▶ Given exercise: Below are some records. Copy every line in them that holds "type".

╭─ Supplied information

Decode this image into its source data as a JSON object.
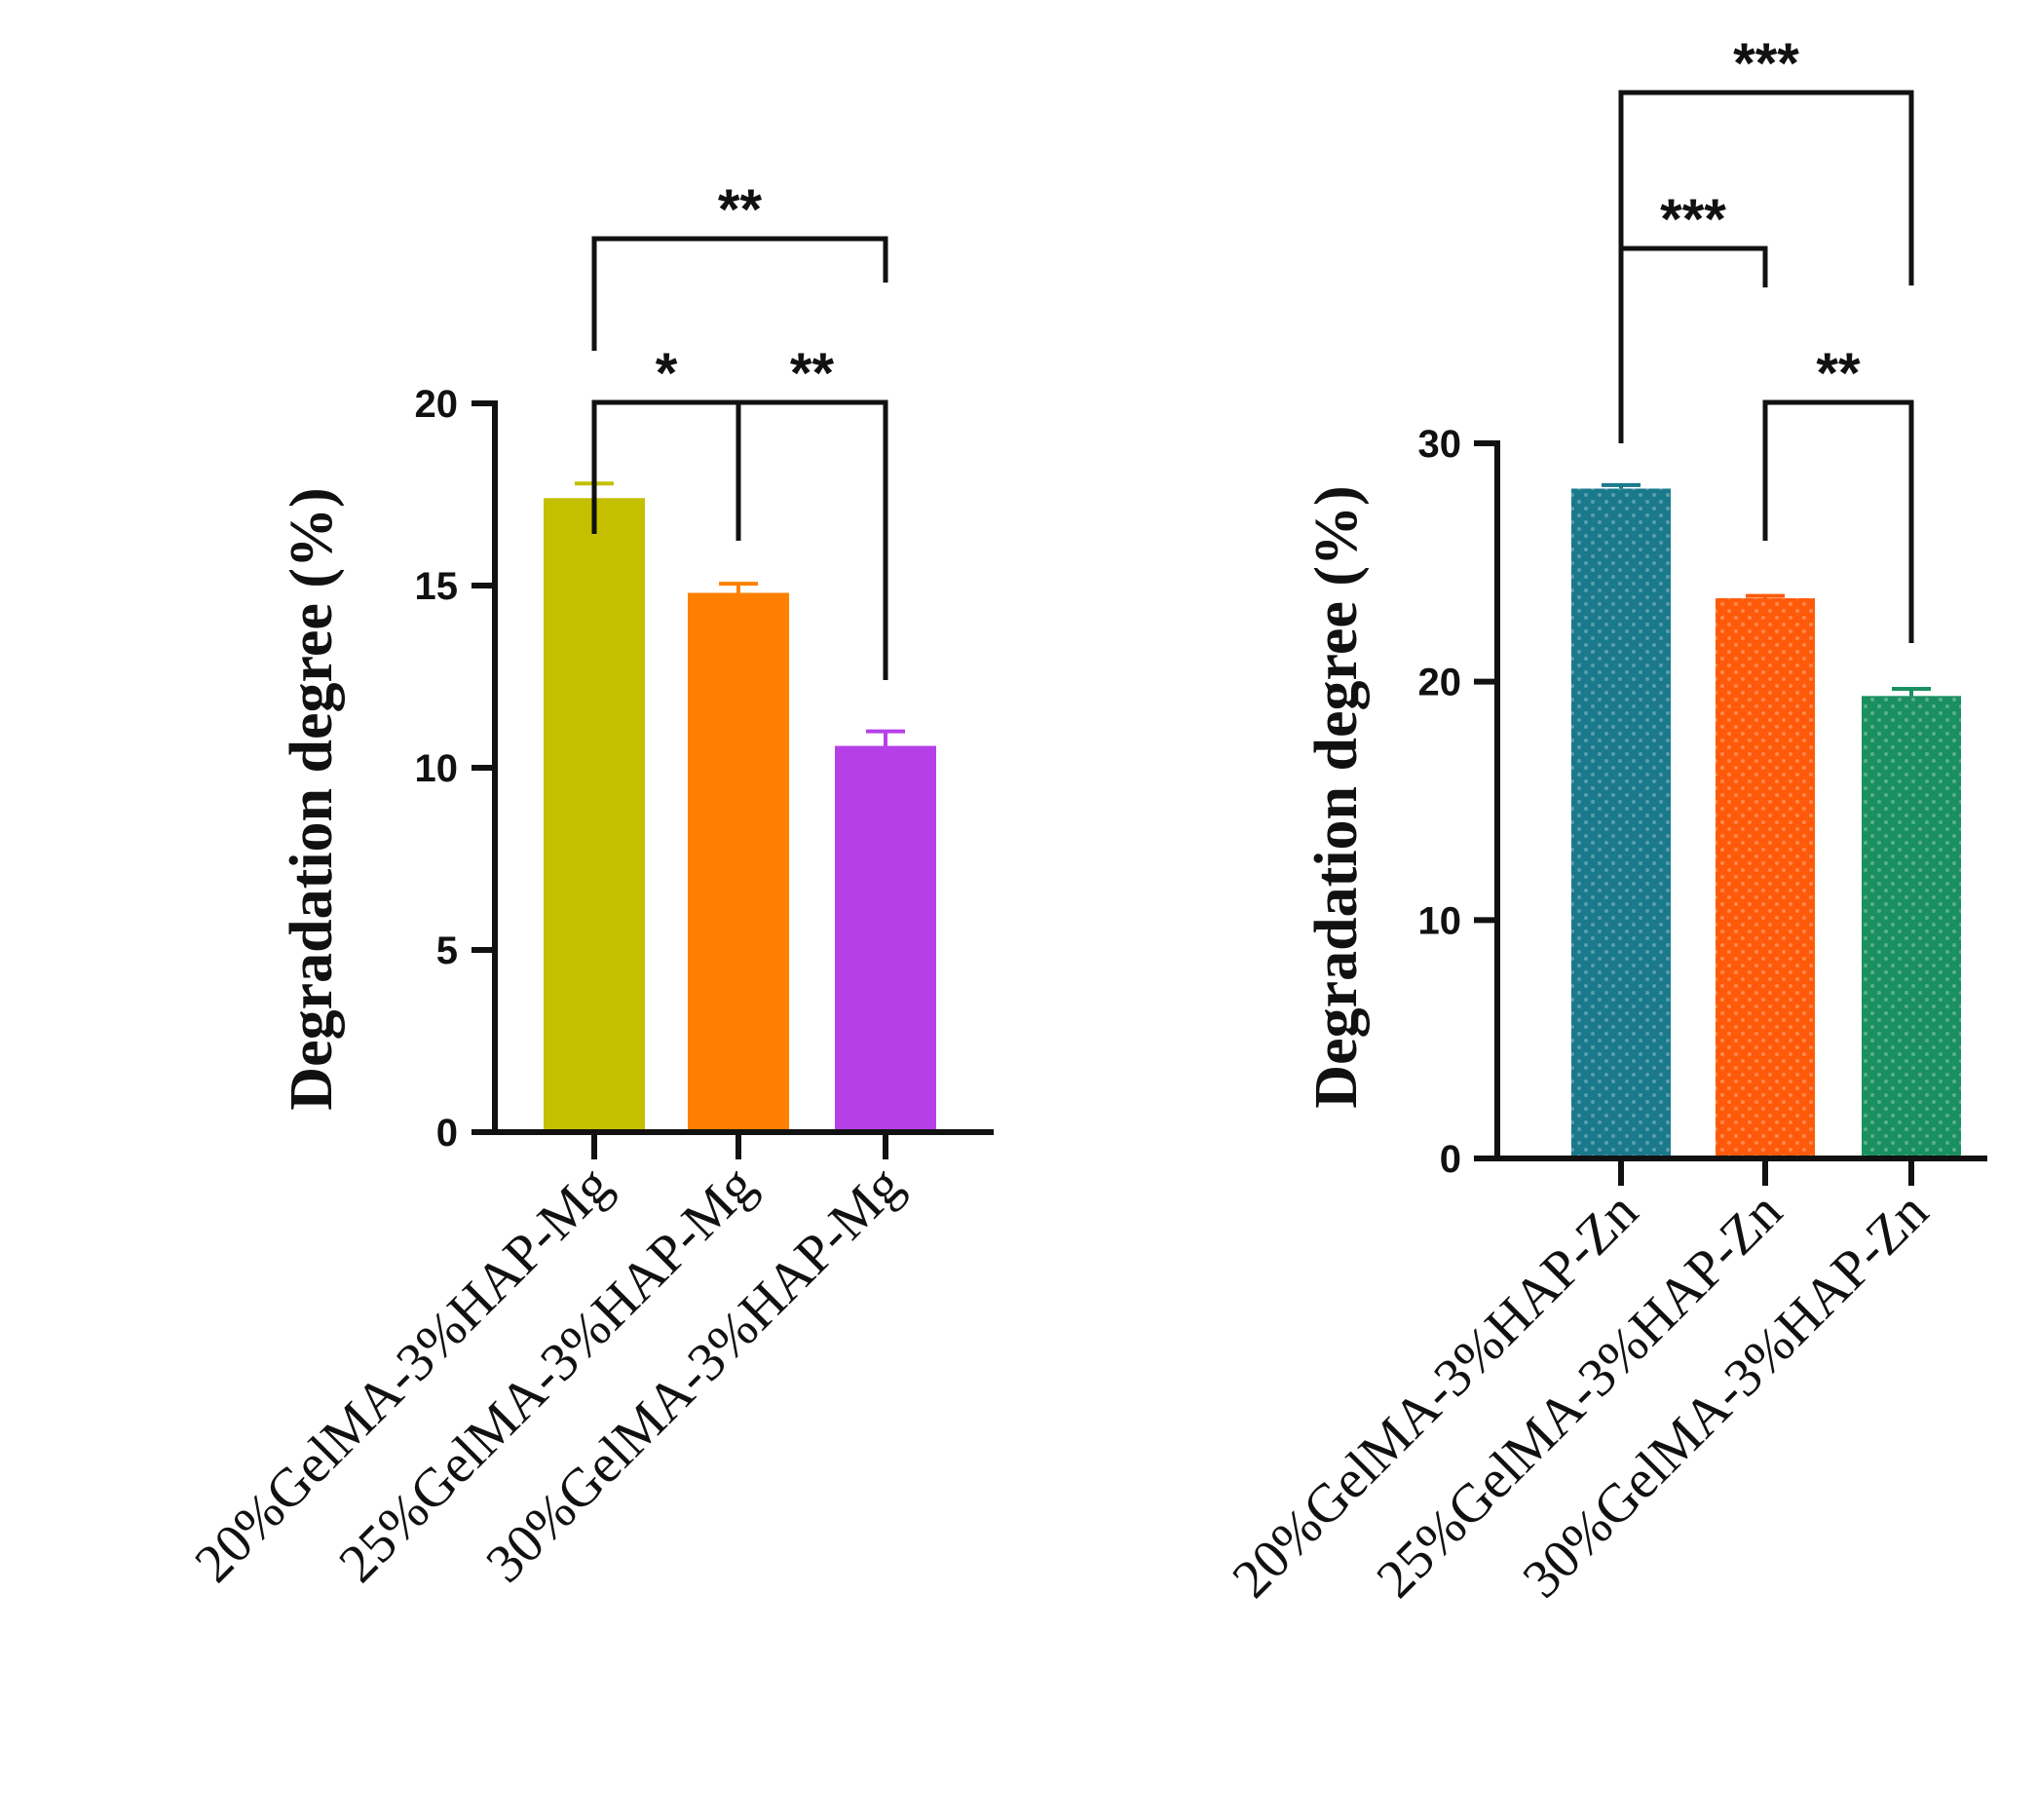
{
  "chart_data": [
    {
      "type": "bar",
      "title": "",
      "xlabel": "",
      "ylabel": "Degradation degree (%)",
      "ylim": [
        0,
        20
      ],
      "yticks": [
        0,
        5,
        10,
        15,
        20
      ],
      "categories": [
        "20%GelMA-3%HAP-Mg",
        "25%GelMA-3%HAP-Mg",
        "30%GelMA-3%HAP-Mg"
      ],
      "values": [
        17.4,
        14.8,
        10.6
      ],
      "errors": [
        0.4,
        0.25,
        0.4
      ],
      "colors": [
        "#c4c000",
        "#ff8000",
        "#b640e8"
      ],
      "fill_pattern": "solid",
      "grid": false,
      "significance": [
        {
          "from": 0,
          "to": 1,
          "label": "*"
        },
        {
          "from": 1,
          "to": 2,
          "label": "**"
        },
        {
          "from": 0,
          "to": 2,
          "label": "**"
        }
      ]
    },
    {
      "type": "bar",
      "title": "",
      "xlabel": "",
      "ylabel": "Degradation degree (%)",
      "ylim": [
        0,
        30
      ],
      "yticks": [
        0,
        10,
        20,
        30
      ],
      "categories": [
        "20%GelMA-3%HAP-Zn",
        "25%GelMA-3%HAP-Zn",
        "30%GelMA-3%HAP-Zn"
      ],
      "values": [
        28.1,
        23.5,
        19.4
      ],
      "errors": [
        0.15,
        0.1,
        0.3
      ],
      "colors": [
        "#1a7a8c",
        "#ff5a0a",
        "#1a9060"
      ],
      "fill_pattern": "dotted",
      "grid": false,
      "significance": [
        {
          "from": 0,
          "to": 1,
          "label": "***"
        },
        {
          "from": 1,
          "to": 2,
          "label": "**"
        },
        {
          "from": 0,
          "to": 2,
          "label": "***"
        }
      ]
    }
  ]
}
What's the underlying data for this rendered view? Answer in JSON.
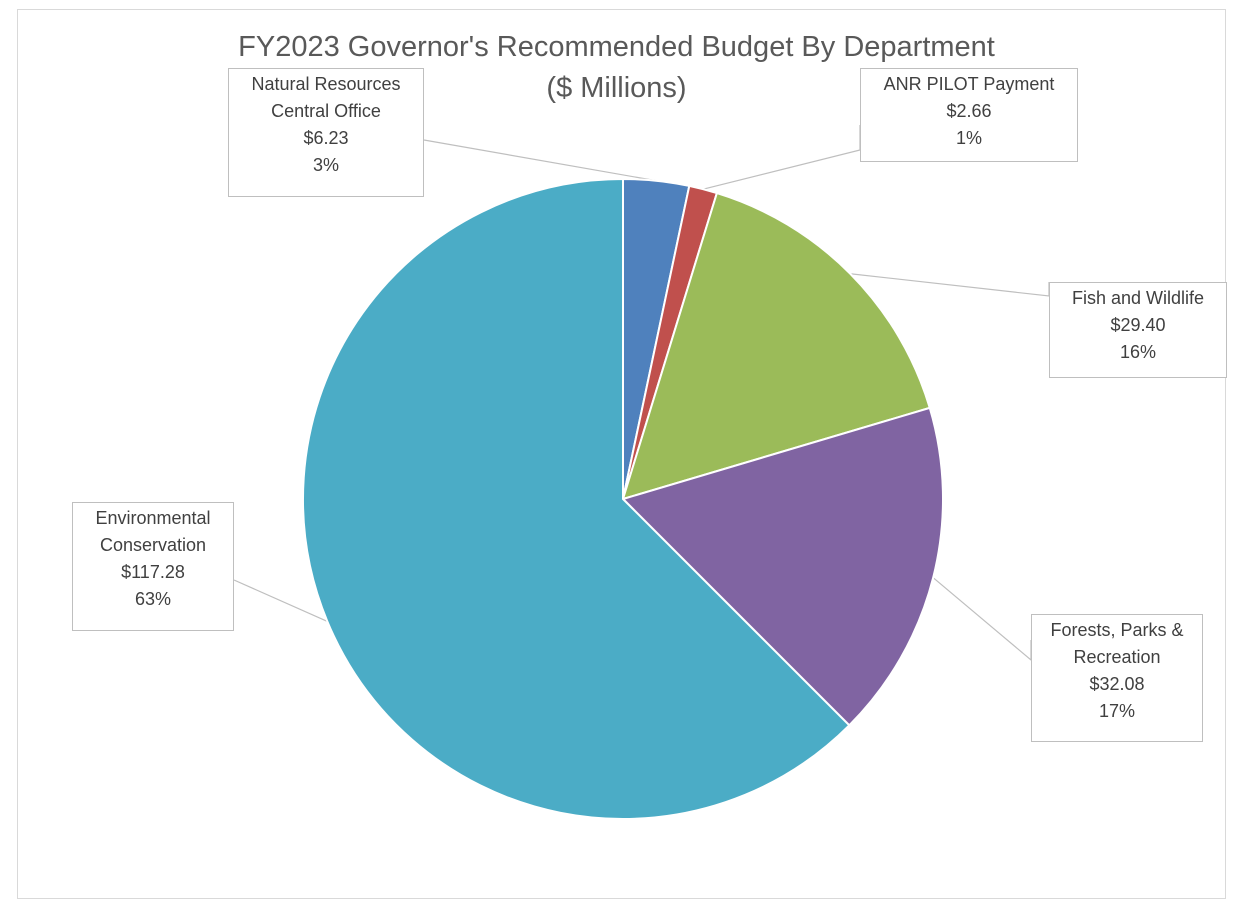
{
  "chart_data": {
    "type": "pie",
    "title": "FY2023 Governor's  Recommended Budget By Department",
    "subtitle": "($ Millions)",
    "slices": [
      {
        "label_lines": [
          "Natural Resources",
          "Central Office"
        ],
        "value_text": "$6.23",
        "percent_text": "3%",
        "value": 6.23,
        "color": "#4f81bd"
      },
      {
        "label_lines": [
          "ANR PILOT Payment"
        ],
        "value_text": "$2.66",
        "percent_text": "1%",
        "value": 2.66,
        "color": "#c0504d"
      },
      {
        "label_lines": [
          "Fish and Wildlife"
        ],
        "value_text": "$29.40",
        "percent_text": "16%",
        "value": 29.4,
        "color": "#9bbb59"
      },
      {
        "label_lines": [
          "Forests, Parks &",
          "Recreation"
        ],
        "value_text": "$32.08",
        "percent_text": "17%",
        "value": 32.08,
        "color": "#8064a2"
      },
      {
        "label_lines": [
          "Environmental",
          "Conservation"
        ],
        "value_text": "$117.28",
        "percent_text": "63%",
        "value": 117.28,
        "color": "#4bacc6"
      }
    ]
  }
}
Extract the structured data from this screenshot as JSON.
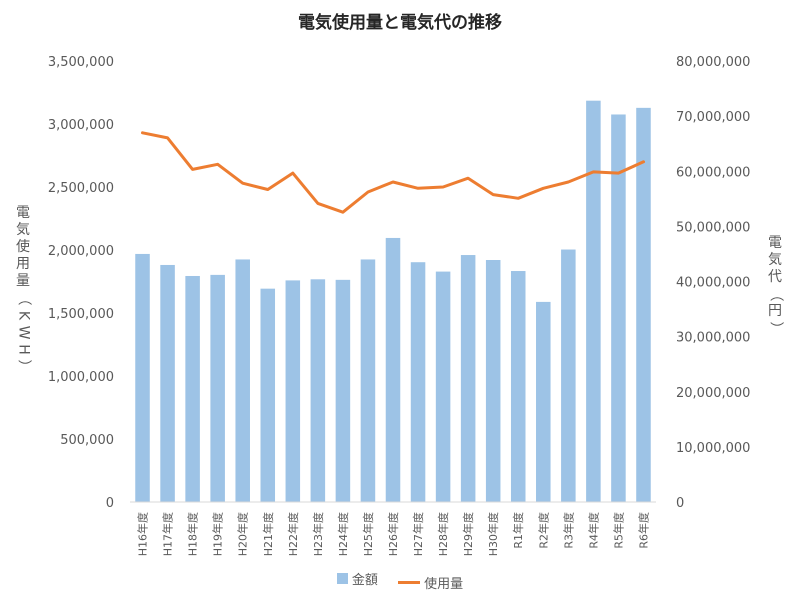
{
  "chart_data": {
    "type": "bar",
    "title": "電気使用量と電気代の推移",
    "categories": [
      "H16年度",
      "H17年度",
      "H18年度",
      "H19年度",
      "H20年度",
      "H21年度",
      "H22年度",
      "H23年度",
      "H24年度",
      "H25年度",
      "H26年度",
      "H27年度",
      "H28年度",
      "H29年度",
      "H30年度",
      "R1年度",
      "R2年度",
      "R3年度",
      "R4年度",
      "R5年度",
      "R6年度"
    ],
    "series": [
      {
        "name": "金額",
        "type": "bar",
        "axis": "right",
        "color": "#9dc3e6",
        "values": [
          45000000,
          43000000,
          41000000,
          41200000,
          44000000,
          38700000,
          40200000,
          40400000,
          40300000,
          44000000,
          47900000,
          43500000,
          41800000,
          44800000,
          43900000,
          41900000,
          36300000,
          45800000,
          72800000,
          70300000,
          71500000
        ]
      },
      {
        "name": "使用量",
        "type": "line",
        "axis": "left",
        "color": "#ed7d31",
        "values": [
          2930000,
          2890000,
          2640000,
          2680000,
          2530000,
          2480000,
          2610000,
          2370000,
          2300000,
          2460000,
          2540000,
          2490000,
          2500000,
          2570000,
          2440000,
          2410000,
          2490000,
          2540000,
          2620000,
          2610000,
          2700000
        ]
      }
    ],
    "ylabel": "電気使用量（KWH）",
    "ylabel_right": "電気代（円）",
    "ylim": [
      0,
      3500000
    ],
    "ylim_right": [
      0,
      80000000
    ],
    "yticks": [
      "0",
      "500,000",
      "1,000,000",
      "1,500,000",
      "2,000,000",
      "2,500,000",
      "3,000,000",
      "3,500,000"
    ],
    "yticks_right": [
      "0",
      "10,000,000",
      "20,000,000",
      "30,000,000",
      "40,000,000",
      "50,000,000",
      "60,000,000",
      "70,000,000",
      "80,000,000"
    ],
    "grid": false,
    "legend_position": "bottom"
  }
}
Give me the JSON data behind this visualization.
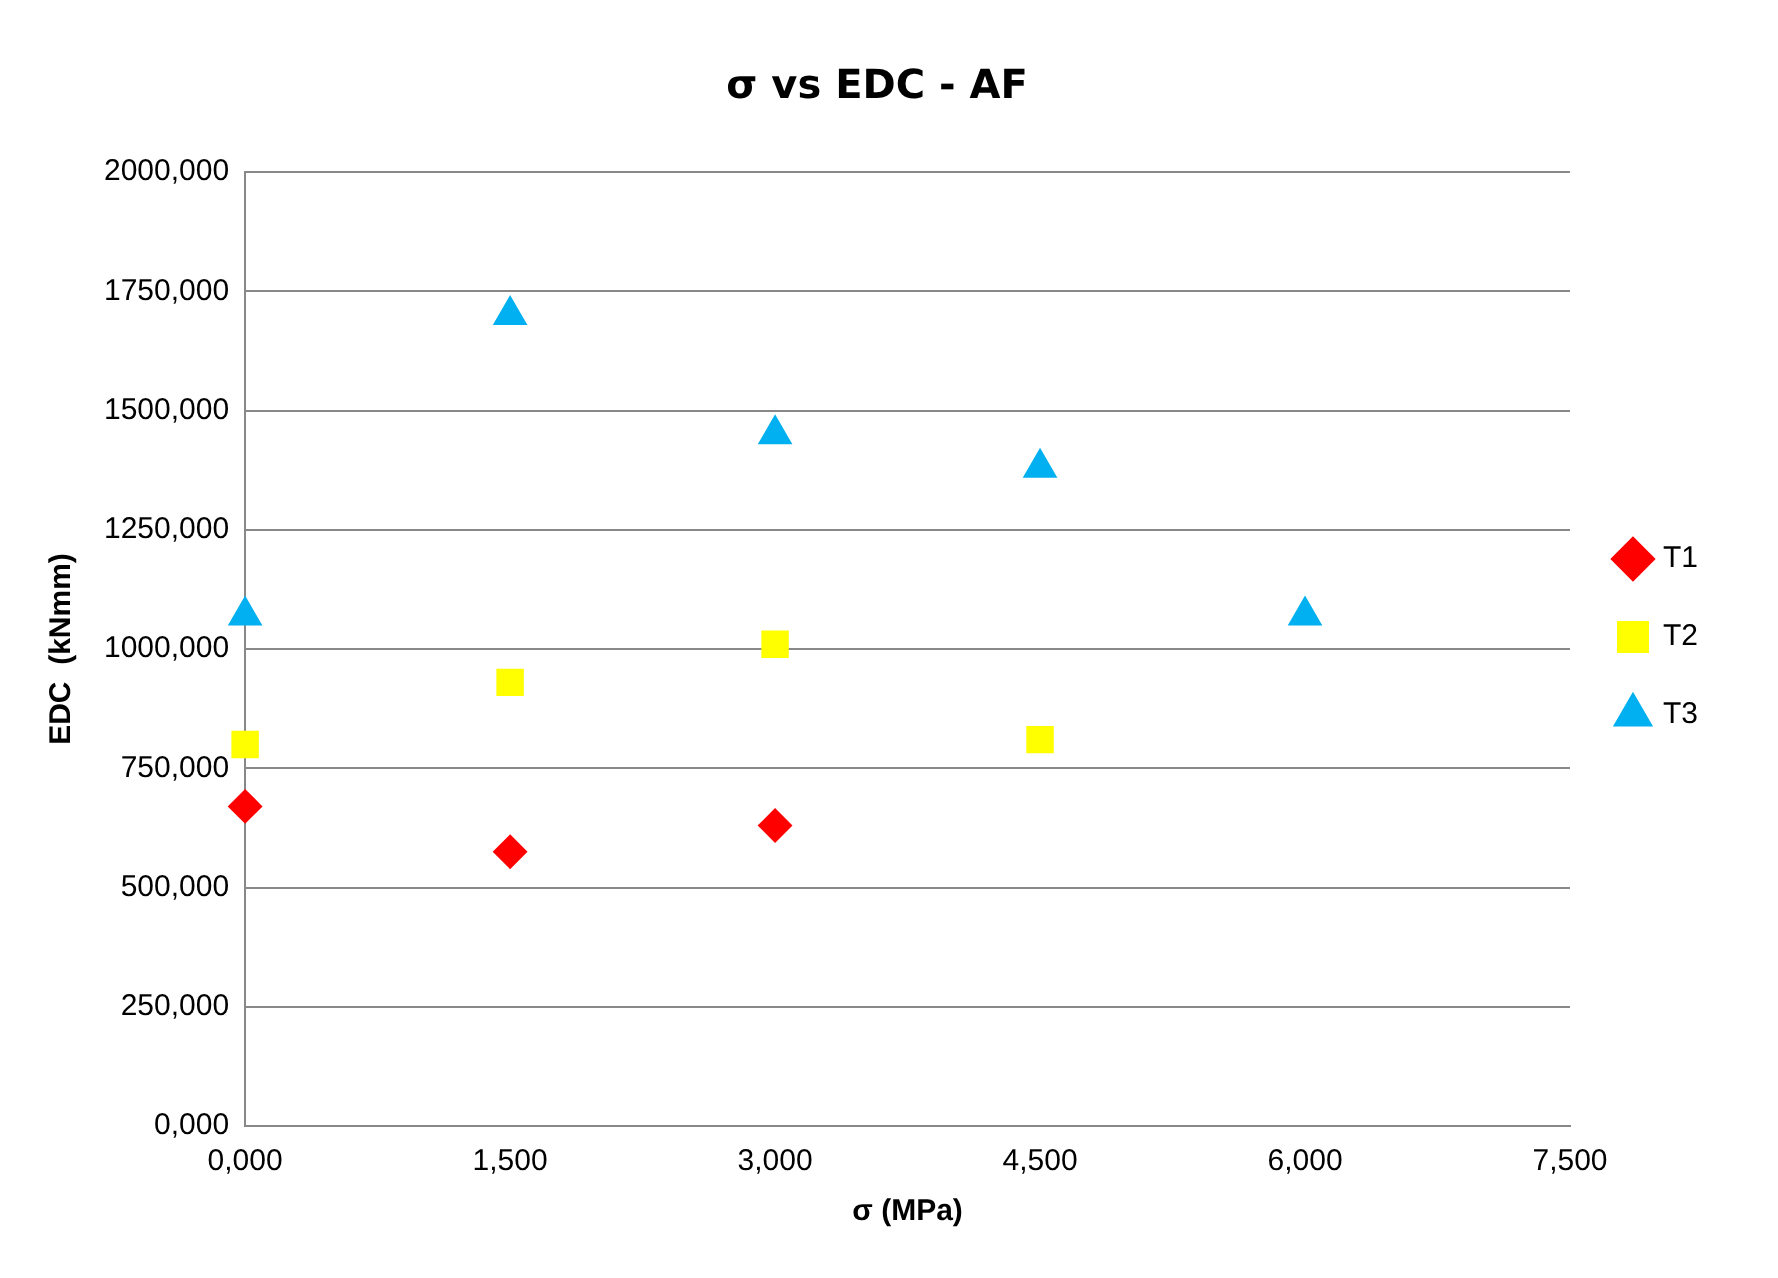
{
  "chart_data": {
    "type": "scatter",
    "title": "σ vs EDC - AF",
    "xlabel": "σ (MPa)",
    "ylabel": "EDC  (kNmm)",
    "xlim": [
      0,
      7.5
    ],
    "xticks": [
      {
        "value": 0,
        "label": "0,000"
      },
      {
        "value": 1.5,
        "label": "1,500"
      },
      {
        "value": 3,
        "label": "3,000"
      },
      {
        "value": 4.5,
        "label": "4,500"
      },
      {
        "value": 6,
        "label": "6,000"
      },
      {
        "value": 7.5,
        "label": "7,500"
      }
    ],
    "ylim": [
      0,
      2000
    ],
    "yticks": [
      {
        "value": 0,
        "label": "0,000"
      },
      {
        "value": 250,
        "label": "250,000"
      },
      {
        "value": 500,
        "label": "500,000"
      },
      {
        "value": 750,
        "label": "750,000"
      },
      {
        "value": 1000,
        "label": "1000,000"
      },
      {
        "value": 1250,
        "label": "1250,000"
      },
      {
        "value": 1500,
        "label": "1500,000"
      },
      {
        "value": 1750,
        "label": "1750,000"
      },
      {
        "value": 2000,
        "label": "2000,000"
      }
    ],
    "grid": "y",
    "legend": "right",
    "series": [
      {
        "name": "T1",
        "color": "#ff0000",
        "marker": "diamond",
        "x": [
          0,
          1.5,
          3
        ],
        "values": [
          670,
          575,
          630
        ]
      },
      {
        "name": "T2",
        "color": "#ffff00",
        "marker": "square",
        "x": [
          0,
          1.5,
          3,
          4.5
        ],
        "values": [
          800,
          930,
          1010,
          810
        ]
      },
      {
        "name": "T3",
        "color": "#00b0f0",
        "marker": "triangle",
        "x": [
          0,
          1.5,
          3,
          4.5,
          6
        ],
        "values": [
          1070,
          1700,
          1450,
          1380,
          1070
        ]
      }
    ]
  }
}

╰─

▶ Task response:
      "type": "bar",
      "type": "bar",
    "type": "pie",
    "type": "bar",
        "type": "bar",
        "type": "line",
    "type": "scatter",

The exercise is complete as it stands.